→ Exercise
Locate each line below that includes "BOLT" and reproduce it.

→ Records to use
::::

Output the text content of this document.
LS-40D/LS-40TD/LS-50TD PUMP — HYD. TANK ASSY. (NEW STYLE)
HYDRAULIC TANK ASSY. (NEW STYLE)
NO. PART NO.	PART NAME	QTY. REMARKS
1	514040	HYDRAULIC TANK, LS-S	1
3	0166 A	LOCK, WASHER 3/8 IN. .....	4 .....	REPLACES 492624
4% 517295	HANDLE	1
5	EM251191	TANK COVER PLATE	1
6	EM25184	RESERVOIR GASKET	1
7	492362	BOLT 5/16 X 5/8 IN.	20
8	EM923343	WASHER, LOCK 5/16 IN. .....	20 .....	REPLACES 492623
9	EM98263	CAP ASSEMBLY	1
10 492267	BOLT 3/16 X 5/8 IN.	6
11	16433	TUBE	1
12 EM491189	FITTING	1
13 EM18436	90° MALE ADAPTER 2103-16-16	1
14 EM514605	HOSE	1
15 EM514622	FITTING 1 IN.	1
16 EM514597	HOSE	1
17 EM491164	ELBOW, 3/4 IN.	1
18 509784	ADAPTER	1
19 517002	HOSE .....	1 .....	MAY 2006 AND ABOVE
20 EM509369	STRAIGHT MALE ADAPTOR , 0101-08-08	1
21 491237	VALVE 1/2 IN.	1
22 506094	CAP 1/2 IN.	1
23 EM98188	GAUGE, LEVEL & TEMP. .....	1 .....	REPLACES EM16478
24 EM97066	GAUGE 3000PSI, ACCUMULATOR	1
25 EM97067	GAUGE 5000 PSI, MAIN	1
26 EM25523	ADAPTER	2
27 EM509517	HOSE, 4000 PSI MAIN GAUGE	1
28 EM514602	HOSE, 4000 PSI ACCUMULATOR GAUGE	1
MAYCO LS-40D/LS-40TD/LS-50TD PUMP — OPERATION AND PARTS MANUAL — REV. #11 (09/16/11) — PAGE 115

::::

→ Final result
7	492362	BOLT 5/16 X 5/8 IN.	20
10 492267	BOLT 3/16 X 5/8 IN.	6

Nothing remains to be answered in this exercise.